EXCERPT PROVIDED:
▬▬▬▬▬▬▬▬▬▬

Fmriprep - potentially antsApplyTransforms and hd5 issue

Hello fmriprep experts,

Here’s what we’re doing

  • our aim is to run anat-only (we’re doing this purposefully for an automated pipeline and would like to run anat first.
  • the error is at that antsApplyTransforms step
  • We’re also getting empty hdf5

This is the code that we’ve been running

singularity exec
-B /corral-secure/projects/A2CPS/:/corral-secure/projects/A2CPS/
-e docker://jurrutia/fmriprep:20.2.1
fmriprep
/corral-secure/projects/A2CPS/products/mris/UI_uic/bids/UI10003V1
.
participant --participant_label 10003
-w ./work
–write-graph
–n-cpus 16
–notrack
–mem_mb 48000
–bold2t1w-dof 9
–dummy-scans 0
–aroma-melodic-dimensionality 0
–fd-spike-threshold 0
–cifti-output 91k
–anat-only
–skip-bids-validation
–fs-license-file /opt/freesurfer_license/license.txt

Errors that we get

Traceback (most recent call last):
File “/usr/local/miniconda/lib/python3.7/site-packages/nipype/pipeline/plugins/multiproc.py”, line 67, in run_node
result[“result”] = node.run(updatehash=updatehash)
File “/usr/local/miniconda/lib/python3.7/site-packages/nipype/pipeline/engine/nodes.py”, line 516, in run
result = self._run_interface(execute=True)

▬▬▬▬▬▬▬▬▬▬

INFORMATION SUPPLIED:
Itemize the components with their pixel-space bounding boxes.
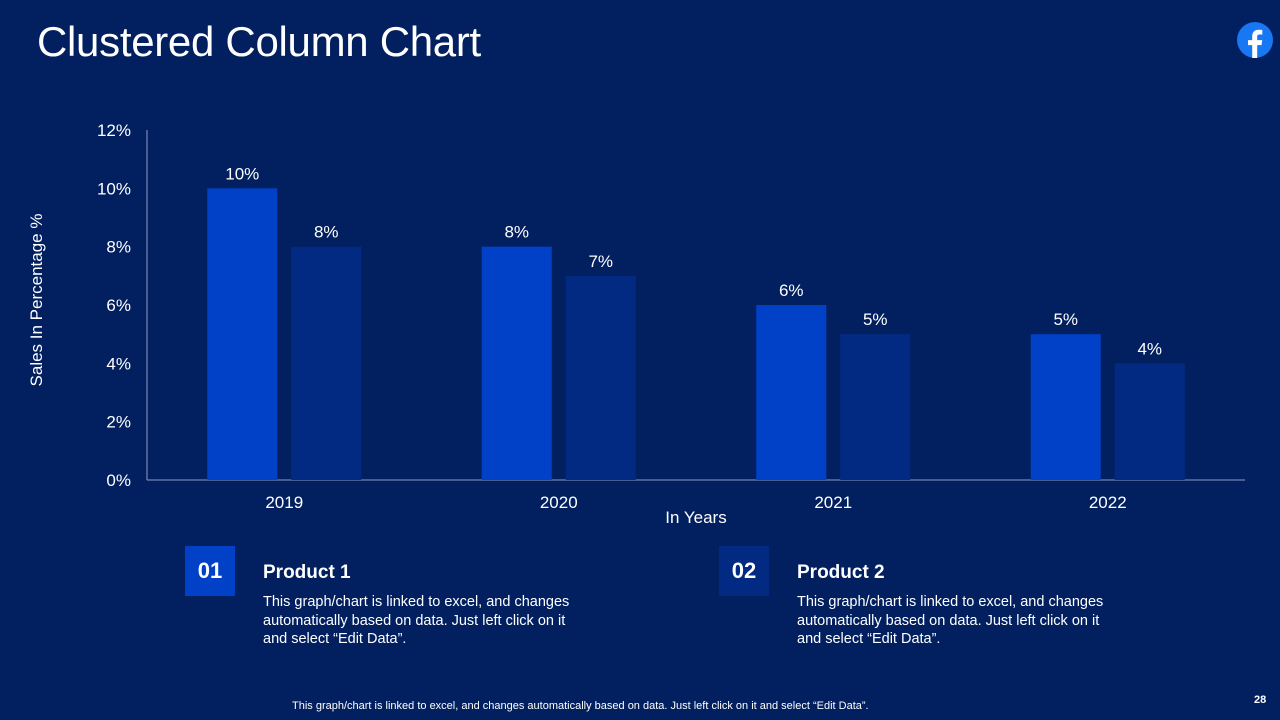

▬▬▬▬▬▬▬▬▬▬

Can you repeat, word for word, the stretch of the fmriprep forum post from "Errors that we" through "result = self._run_interface(execute=True)"?

EXERCISE SOLUTION:
Errors that we get

Traceback (most recent call last):
File “/usr/local/miniconda/lib/python3.7/site-packages/nipype/pipeline/plugins/multiproc.py”, line 67, in run_node
result[“result”] = node.run(updatehash=updatehash)
File “/usr/local/miniconda/lib/python3.7/site-packages/nipype/pipeline/engine/nodes.py”, line 516, in run
result = self._run_interface(execute=True)